Set problem: All lines in which the word "护理型床位" occurs are to be extracted.

(Saved entries)
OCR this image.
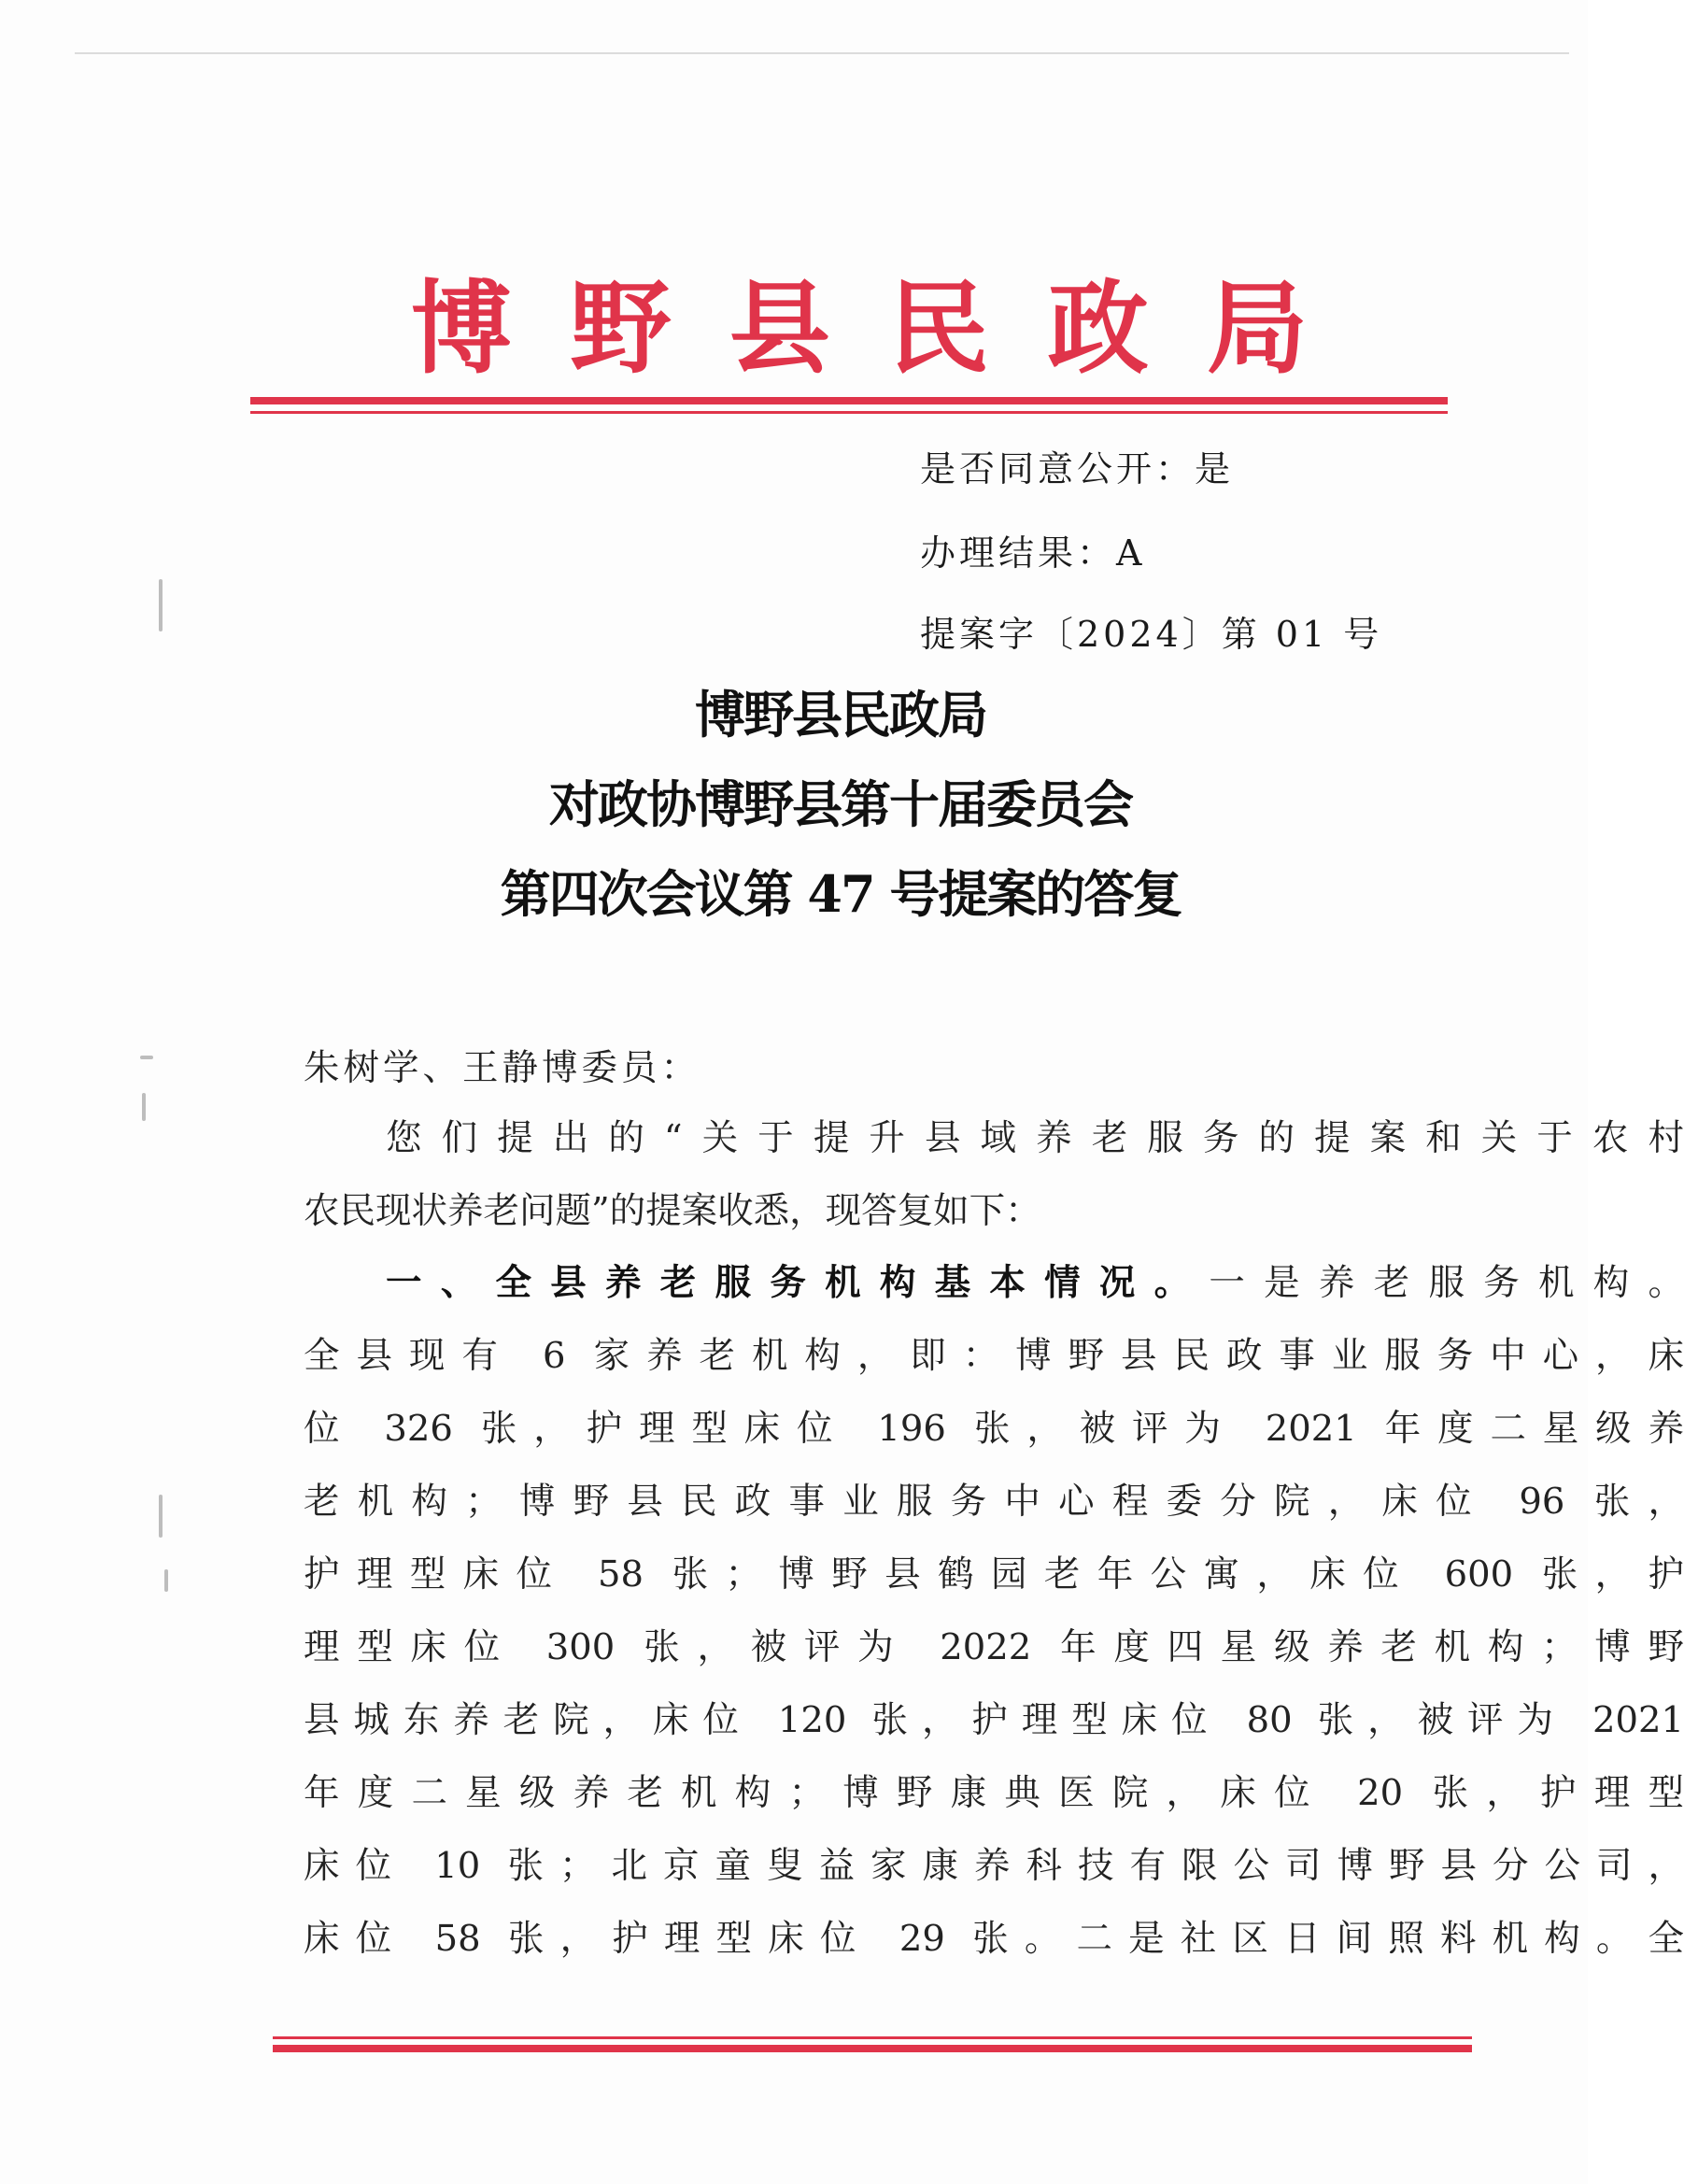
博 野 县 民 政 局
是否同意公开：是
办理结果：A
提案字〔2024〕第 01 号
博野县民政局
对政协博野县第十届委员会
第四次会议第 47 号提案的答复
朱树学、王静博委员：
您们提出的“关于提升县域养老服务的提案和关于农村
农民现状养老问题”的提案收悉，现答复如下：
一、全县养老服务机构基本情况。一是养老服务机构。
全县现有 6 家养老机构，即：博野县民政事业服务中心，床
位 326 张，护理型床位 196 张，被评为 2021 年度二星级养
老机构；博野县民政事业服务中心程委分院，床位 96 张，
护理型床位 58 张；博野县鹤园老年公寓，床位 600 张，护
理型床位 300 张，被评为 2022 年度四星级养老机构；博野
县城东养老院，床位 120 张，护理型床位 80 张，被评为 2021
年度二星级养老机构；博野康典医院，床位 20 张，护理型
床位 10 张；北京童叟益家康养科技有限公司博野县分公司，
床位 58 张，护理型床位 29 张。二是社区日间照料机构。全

Reply:
位 326 张，护理型床位 196 张，被评为 2021 年度二星级养
护理型床位 58 张；博野县鹤园老年公寓，床位 600 张，护
县城东养老院，床位 120 张，护理型床位 80 张，被评为 2021
床位 58 张，护理型床位 29 张。二是社区日间照料机构。全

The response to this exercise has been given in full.